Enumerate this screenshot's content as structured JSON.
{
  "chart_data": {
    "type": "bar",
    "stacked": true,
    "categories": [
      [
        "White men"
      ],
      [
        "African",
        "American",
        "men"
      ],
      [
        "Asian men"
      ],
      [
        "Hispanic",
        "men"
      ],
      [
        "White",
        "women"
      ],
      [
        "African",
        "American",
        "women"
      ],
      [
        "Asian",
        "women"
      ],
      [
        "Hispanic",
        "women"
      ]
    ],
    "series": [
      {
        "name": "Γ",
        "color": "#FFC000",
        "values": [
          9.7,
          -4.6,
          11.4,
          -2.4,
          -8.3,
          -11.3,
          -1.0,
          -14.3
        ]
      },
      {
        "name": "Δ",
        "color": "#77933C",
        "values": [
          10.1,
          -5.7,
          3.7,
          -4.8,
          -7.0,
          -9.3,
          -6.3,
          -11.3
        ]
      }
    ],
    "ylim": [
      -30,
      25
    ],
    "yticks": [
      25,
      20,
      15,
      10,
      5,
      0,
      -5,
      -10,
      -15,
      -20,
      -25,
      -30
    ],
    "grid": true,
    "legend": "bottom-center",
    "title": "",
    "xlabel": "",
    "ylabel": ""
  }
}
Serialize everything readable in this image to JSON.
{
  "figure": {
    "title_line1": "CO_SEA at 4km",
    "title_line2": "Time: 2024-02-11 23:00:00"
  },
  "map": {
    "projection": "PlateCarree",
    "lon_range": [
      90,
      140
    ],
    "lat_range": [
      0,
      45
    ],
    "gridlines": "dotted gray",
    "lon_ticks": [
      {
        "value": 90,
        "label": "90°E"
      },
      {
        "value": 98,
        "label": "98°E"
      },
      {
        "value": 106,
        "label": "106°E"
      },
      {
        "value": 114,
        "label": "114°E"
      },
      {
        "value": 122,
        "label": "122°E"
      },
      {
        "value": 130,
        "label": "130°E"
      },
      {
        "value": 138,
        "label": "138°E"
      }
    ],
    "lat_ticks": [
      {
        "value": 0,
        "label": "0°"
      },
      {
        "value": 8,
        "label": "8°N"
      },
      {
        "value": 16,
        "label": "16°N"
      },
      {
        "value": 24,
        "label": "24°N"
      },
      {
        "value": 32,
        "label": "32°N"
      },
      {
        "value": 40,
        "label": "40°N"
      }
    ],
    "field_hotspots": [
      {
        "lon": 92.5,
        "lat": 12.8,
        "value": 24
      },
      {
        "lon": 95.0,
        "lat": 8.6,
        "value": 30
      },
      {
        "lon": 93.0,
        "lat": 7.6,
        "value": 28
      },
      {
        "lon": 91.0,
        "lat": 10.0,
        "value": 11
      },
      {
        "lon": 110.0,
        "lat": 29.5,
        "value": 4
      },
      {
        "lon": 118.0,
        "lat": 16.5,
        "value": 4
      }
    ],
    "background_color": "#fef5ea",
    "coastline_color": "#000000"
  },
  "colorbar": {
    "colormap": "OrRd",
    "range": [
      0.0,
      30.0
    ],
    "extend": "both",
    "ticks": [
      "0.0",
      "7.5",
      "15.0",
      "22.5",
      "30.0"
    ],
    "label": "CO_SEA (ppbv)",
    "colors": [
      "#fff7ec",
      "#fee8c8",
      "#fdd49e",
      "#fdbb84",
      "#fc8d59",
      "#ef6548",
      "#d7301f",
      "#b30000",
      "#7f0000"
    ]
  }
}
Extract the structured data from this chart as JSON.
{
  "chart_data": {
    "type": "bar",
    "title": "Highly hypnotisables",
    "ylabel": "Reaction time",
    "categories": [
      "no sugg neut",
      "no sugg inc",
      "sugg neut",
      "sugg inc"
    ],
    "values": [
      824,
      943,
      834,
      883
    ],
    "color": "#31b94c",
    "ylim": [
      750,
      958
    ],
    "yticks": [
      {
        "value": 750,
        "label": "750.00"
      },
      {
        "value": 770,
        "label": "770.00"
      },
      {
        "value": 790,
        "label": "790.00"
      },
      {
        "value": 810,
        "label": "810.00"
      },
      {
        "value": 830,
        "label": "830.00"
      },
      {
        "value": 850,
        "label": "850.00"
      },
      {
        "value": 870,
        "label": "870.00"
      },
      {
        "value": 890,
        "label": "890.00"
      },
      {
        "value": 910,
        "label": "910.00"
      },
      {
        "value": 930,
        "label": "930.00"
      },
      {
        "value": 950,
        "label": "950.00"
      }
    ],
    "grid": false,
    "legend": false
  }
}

> _Objective_
Return every entry exactly as given.

> _Task solution_
Enumerate this screenshot's content as structured JSON.
{
  "chart_data": {
    "type": "bar",
    "stacked": true,
    "categories": [
      [
        "White men"
      ],
      [
        "African",
        "American",
        "men"
      ],
      [
        "Asian men"
      ],
      [
        "Hispanic",
        "men"
      ],
      [
        "White",
        "women"
      ],
      [
        "African",
        "American",
        "women"
      ],
      [
        "Asian",
        "women"
      ],
      [
        "Hispanic",
        "women"
      ]
    ],
    "series": [
      {
        "name": "Γ",
        "color": "#FFC000",
        "values": [
          9.7,
          -4.6,
          11.4,
          -2.4,
          -8.3,
          -11.3,
          -1.0,
          -14.3
        ]
      },
      {
        "name": "Δ",
        "color": "#77933C",
        "values": [
          10.1,
          -5.7,
          3.7,
          -4.8,
          -7.0,
          -9.3,
          -6.3,
          -11.3
        ]
      }
    ],
    "ylim": [
      -30,
      25
    ],
    "yticks": [
      25,
      20,
      15,
      10,
      5,
      0,
      -5,
      -10,
      -15,
      -20,
      -25,
      -30
    ],
    "grid": true,
    "legend": "bottom-center",
    "title": "",
    "xlabel": "",
    "ylabel": ""
  }
}
Serialize everything readable in this image to JSON.
{
  "figure": {
    "title_line1": "CO_SEA at 4km",
    "title_line2": "Time: 2024-02-11 23:00:00"
  },
  "map": {
    "projection": "PlateCarree",
    "lon_range": [
      90,
      140
    ],
    "lat_range": [
      0,
      45
    ],
    "gridlines": "dotted gray",
    "lon_ticks": [
      {
        "value": 90,
        "label": "90°E"
      },
      {
        "value": 98,
        "label": "98°E"
      },
      {
        "value": 106,
        "label": "106°E"
      },
      {
        "value": 114,
        "label": "114°E"
      },
      {
        "value": 122,
        "label": "122°E"
      },
      {
        "value": 130,
        "label": "130°E"
      },
      {
        "value": 138,
        "label": "138°E"
      }
    ],
    "lat_ticks": [
      {
        "value": 0,
        "label": "0°"
      },
      {
        "value": 8,
        "label": "8°N"
      },
      {
        "value": 16,
        "label": "16°N"
      },
      {
        "value": 24,
        "label": "24°N"
      },
      {
        "value": 32,
        "label": "32°N"
      },
      {
        "value": 40,
        "label": "40°N"
      }
    ],
    "field_hotspots": [
      {
        "lon": 92.5,
        "lat": 12.8,
        "value": 24
      },
      {
        "lon": 95.0,
        "lat": 8.6,
        "value": 30
      },
      {
        "lon": 93.0,
        "lat": 7.6,
        "value": 28
      },
      {
        "lon": 91.0,
        "lat": 10.0,
        "value": 11
      },
      {
        "lon": 110.0,
        "lat": 29.5,
        "value": 4
      },
      {
        "lon": 118.0,
        "lat": 16.5,
        "value": 4
      }
    ],
    "background_color": "#fef5ea",
    "coastline_color": "#000000"
  },
  "colorbar": {
    "colormap": "OrRd",
    "range": [
      0.0,
      30.0
    ],
    "extend": "both",
    "ticks": [
      "0.0",
      "7.5",
      "15.0",
      "22.5",
      "30.0"
    ],
    "label": "CO_SEA (ppbv)",
    "colors": [
      "#fff7ec",
      "#fee8c8",
      "#fdd49e",
      "#fdbb84",
      "#fc8d59",
      "#ef6548",
      "#d7301f",
      "#b30000",
      "#7f0000"
    ]
  }
}
Extract the structured data from this chart as JSON.
{
  "chart_data": {
    "type": "bar",
    "title": "Highly hypnotisables",
    "ylabel": "Reaction time",
    "categories": [
      "no sugg neut",
      "no sugg inc",
      "sugg neut",
      "sugg inc"
    ],
    "values": [
      824,
      943,
      834,
      883
    ],
    "color": "#31b94c",
    "ylim": [
      750,
      958
    ],
    "yticks": [
      {
        "value": 750,
        "label": "750.00"
      },
      {
        "value": 770,
        "label": "770.00"
      },
      {
        "value": 790,
        "label": "790.00"
      },
      {
        "value": 810,
        "label": "810.00"
      },
      {
        "value": 830,
        "label": "830.00"
      },
      {
        "value": 850,
        "label": "850.00"
      },
      {
        "value": 870,
        "label": "870.00"
      },
      {
        "value": 890,
        "label": "890.00"
      },
      {
        "value": 910,
        "label": "910.00"
      },
      {
        "value": 930,
        "label": "930.00"
      },
      {
        "value": 950,
        "label": "950.00"
      }
    ],
    "grid": false,
    "legend": false
  }
}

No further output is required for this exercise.